## [EXERCISE REQUIREMENTS]
Every line of the records must be repeated exactly; pictures stay out.

## [RAW RECORDS]
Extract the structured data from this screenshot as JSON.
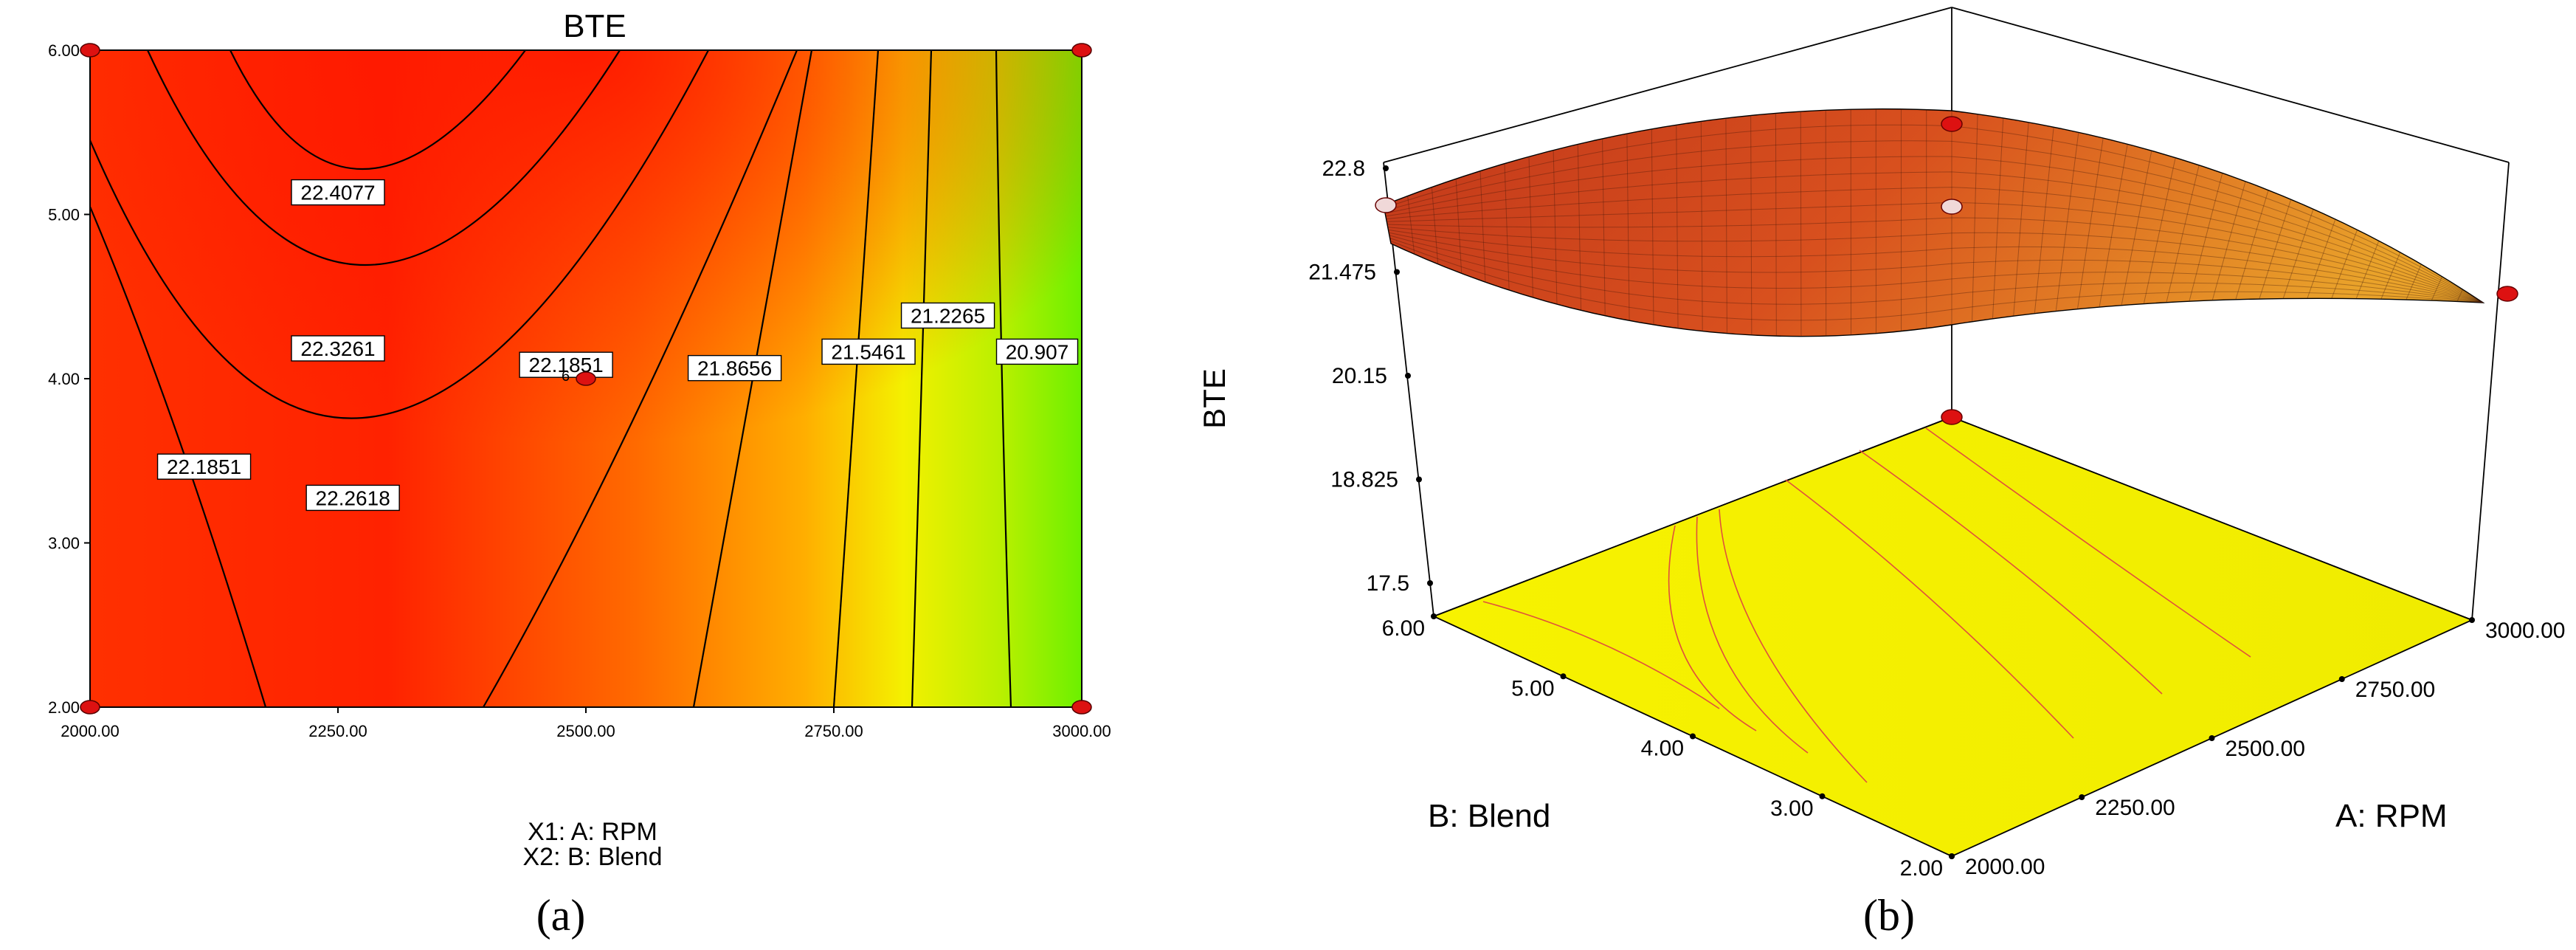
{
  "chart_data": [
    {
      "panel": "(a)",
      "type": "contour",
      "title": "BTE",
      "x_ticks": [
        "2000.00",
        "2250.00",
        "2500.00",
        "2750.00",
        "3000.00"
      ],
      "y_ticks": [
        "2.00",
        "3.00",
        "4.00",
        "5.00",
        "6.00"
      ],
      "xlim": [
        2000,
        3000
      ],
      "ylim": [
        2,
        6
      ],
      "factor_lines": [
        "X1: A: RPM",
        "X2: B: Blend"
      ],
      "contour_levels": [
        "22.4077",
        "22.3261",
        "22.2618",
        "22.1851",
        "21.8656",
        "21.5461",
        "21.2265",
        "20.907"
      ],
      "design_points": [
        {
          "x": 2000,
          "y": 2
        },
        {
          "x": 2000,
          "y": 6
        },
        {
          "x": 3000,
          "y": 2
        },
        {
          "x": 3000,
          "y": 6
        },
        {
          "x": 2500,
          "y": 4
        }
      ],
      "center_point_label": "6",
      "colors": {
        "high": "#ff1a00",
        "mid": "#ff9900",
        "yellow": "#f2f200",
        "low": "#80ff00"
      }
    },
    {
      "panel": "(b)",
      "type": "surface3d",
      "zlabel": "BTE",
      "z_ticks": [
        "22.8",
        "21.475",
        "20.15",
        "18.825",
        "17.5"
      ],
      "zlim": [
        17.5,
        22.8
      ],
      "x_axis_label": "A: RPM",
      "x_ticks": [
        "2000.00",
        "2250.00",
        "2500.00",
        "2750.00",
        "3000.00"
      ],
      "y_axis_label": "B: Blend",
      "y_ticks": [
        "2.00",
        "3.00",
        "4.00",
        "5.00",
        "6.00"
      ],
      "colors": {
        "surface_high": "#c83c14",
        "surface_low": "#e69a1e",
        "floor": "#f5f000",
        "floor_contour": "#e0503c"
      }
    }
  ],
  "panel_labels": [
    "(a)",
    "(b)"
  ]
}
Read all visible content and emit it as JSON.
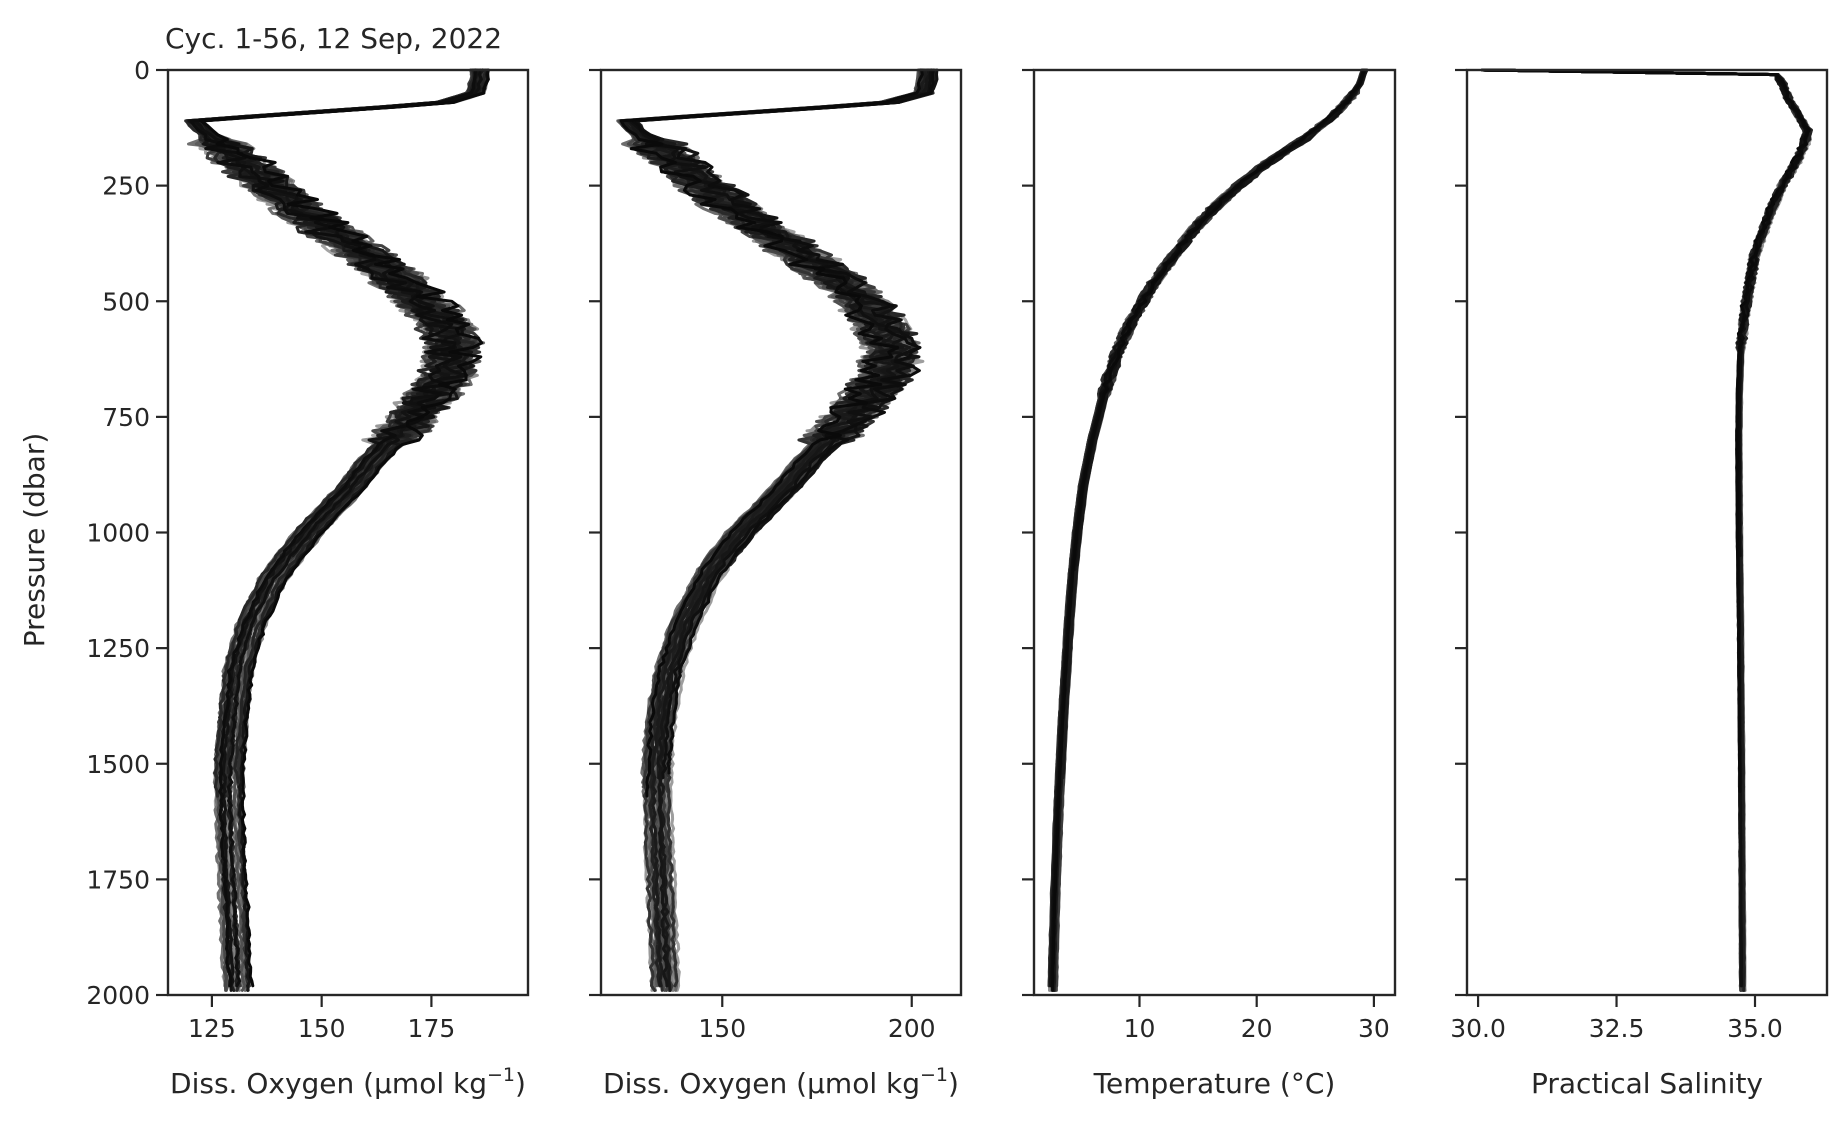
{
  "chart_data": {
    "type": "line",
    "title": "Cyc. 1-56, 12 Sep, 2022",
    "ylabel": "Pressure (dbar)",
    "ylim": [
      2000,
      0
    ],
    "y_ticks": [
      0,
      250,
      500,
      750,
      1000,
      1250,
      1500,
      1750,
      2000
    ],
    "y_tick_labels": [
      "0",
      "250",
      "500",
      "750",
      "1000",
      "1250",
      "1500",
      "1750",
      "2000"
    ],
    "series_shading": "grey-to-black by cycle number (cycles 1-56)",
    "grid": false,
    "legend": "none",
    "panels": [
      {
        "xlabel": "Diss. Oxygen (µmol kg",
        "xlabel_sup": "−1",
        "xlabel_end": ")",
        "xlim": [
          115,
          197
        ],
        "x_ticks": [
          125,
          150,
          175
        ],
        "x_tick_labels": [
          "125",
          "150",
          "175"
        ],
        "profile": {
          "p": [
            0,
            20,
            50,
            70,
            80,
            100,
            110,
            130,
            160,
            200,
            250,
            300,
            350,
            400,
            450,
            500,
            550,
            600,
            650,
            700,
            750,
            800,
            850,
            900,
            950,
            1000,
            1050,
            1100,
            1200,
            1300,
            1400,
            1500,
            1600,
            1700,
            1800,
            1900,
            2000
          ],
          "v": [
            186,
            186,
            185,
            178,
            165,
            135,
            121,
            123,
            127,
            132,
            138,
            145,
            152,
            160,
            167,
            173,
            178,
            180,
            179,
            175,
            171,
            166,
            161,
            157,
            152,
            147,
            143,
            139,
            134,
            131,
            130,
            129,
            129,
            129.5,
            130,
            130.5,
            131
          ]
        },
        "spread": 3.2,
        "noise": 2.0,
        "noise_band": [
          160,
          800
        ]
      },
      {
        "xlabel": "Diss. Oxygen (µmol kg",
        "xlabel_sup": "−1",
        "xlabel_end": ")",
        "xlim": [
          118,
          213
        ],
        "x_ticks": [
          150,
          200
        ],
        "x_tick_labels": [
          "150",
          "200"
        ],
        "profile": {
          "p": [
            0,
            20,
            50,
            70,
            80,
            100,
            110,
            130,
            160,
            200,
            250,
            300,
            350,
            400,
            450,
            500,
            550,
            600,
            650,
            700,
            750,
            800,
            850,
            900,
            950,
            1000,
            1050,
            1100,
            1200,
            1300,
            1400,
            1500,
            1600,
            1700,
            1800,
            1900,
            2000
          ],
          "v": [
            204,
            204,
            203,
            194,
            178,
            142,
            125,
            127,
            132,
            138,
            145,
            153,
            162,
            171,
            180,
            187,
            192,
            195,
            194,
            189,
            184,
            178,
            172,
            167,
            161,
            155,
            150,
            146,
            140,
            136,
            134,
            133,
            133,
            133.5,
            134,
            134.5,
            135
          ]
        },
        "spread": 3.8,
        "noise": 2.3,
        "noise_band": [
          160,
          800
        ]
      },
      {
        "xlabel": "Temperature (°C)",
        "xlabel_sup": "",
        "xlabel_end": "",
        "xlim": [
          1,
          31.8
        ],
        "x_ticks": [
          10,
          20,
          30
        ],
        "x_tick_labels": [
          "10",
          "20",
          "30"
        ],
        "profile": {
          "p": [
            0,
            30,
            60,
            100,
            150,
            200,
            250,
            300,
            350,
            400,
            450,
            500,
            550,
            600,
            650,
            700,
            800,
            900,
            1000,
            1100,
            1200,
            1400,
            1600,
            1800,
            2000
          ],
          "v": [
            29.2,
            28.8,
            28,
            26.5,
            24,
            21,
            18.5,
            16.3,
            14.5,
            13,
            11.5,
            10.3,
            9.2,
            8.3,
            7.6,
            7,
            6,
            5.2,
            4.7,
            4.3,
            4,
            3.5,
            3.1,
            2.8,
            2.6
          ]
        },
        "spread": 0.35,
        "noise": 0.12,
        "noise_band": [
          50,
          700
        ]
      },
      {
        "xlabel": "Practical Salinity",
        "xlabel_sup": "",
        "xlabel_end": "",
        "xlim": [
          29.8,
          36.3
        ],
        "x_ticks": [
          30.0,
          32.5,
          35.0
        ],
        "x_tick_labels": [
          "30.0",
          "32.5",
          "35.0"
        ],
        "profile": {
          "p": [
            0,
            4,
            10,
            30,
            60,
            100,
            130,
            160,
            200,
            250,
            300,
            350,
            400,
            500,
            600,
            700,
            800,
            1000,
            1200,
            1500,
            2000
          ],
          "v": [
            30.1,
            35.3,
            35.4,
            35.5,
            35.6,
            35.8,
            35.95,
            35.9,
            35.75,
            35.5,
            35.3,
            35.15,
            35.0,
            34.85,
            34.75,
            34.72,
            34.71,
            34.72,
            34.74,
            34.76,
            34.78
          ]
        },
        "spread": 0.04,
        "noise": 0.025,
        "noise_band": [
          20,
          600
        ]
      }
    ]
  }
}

## [SOLUTION]
Extract the structured data from this screenshot as JSON.
{
  "chart_data": [
    {
      "panel": "(a)",
      "type": "contour",
      "title": "BTE",
      "x_ticks": [
        "2000.00",
        "2250.00",
        "2500.00",
        "2750.00",
        "3000.00"
      ],
      "y_ticks": [
        "2.00",
        "3.00",
        "4.00",
        "5.00",
        "6.00"
      ],
      "xlim": [
        2000,
        3000
      ],
      "ylim": [
        2,
        6
      ],
      "factor_lines": [
        "X1: A: RPM",
        "X2: B: Blend"
      ],
      "contour_levels": [
        "22.4077",
        "22.3261",
        "22.2618",
        "22.1851",
        "21.8656",
        "21.5461",
        "21.2265",
        "20.907"
      ],
      "design_points": [
        {
          "x": 2000,
          "y": 2
        },
        {
          "x": 2000,
          "y": 6
        },
        {
          "x": 3000,
          "y": 2
        },
        {
          "x": 3000,
          "y": 6
        },
        {
          "x": 2500,
          "y": 4
        }
      ],
      "center_point_label": "6",
      "colors": {
        "high": "#ff1a00",
        "mid": "#ff9900",
        "yellow": "#f2f200",
        "low": "#80ff00"
      }
    },
    {
      "panel": "(b)",
      "type": "surface3d",
      "zlabel": "BTE",
      "z_ticks": [
        "22.8",
        "21.475",
        "20.15",
        "18.825",
        "17.5"
      ],
      "zlim": [
        17.5,
        22.8
      ],
      "x_axis_label": "A: RPM",
      "x_ticks": [
        "2000.00",
        "2250.00",
        "2500.00",
        "2750.00",
        "3000.00"
      ],
      "y_axis_label": "B: Blend",
      "y_ticks": [
        "2.00",
        "3.00",
        "4.00",
        "5.00",
        "6.00"
      ],
      "colors": {
        "surface_high": "#c83c14",
        "surface_low": "#e69a1e",
        "floor": "#f5f000",
        "floor_contour": "#e0503c"
      }
    }
  ],
  "panel_labels": [
    "(a)",
    "(b)"
  ]
}
Read all visible content and emit it as JSON.
{
  "chart_data": {
    "type": "line",
    "title": "Cyc. 1-56, 12 Sep, 2022",
    "ylabel": "Pressure (dbar)",
    "ylim": [
      2000,
      0
    ],
    "y_ticks": [
      0,
      250,
      500,
      750,
      1000,
      1250,
      1500,
      1750,
      2000
    ],
    "y_tick_labels": [
      "0",
      "250",
      "500",
      "750",
      "1000",
      "1250",
      "1500",
      "1750",
      "2000"
    ],
    "series_shading": "grey-to-black by cycle number (cycles 1-56)",
    "grid": false,
    "legend": "none",
    "panels": [
      {
        "xlabel": "Diss. Oxygen (µmol kg",
        "xlabel_sup": "−1",
        "xlabel_end": ")",
        "xlim": [
          115,
          197
        ],
        "x_ticks": [
          125,
          150,
          175
        ],
        "x_tick_labels": [
          "125",
          "150",
          "175"
        ],
        "profile": {
          "p": [
            0,
            20,
            50,
            70,
            80,
            100,
            110,
            130,
            160,
            200,
            250,
            300,
            350,
            400,
            450,
            500,
            550,
            600,
            650,
            700,
            750,
            800,
            850,
            900,
            950,
            1000,
            1050,
            1100,
            1200,
            1300,
            1400,
            1500,
            1600,
            1700,
            1800,
            1900,
            2000
          ],
          "v": [
            186,
            186,
            185,
            178,
            165,
            135,
            121,
            123,
            127,
            132,
            138,
            145,
            152,
            160,
            167,
            173,
            178,
            180,
            179,
            175,
            171,
            166,
            161,
            157,
            152,
            147,
            143,
            139,
            134,
            131,
            130,
            129,
            129,
            129.5,
            130,
            130.5,
            131
          ]
        },
        "spread": 3.2,
        "noise": 2.0,
        "noise_band": [
          160,
          800
        ]
      },
      {
        "xlabel": "Diss. Oxygen (µmol kg",
        "xlabel_sup": "−1",
        "xlabel_end": ")",
        "xlim": [
          118,
          213
        ],
        "x_ticks": [
          150,
          200
        ],
        "x_tick_labels": [
          "150",
          "200"
        ],
        "profile": {
          "p": [
            0,
            20,
            50,
            70,
            80,
            100,
            110,
            130,
            160,
            200,
            250,
            300,
            350,
            400,
            450,
            500,
            550,
            600,
            650,
            700,
            750,
            800,
            850,
            900,
            950,
            1000,
            1050,
            1100,
            1200,
            1300,
            1400,
            1500,
            1600,
            1700,
            1800,
            1900,
            2000
          ],
          "v": [
            204,
            204,
            203,
            194,
            178,
            142,
            125,
            127,
            132,
            138,
            145,
            153,
            162,
            171,
            180,
            187,
            192,
            195,
            194,
            189,
            184,
            178,
            172,
            167,
            161,
            155,
            150,
            146,
            140,
            136,
            134,
            133,
            133,
            133.5,
            134,
            134.5,
            135
          ]
        },
        "spread": 3.8,
        "noise": 2.3,
        "noise_band": [
          160,
          800
        ]
      },
      {
        "xlabel": "Temperature (°C)",
        "xlabel_sup": "",
        "xlabel_end": "",
        "xlim": [
          1,
          31.8
        ],
        "x_ticks": [
          10,
          20,
          30
        ],
        "x_tick_labels": [
          "10",
          "20",
          "30"
        ],
        "profile": {
          "p": [
            0,
            30,
            60,
            100,
            150,
            200,
            250,
            300,
            350,
            400,
            450,
            500,
            550,
            600,
            650,
            700,
            800,
            900,
            1000,
            1100,
            1200,
            1400,
            1600,
            1800,
            2000
          ],
          "v": [
            29.2,
            28.8,
            28,
            26.5,
            24,
            21,
            18.5,
            16.3,
            14.5,
            13,
            11.5,
            10.3,
            9.2,
            8.3,
            7.6,
            7,
            6,
            5.2,
            4.7,
            4.3,
            4,
            3.5,
            3.1,
            2.8,
            2.6
          ]
        },
        "spread": 0.35,
        "noise": 0.12,
        "noise_band": [
          50,
          700
        ]
      },
      {
        "xlabel": "Practical Salinity",
        "xlabel_sup": "",
        "xlabel_end": "",
        "xlim": [
          29.8,
          36.3
        ],
        "x_ticks": [
          30.0,
          32.5,
          35.0
        ],
        "x_tick_labels": [
          "30.0",
          "32.5",
          "35.0"
        ],
        "profile": {
          "p": [
            0,
            4,
            10,
            30,
            60,
            100,
            130,
            160,
            200,
            250,
            300,
            350,
            400,
            500,
            600,
            700,
            800,
            1000,
            1200,
            1500,
            2000
          ],
          "v": [
            30.1,
            35.3,
            35.4,
            35.5,
            35.6,
            35.8,
            35.95,
            35.9,
            35.75,
            35.5,
            35.3,
            35.15,
            35.0,
            34.85,
            34.75,
            34.72,
            34.71,
            34.72,
            34.74,
            34.76,
            34.78
          ]
        },
        "spread": 0.04,
        "noise": 0.025,
        "noise_band": [
          20,
          600
        ]
      }
    ]
  }
}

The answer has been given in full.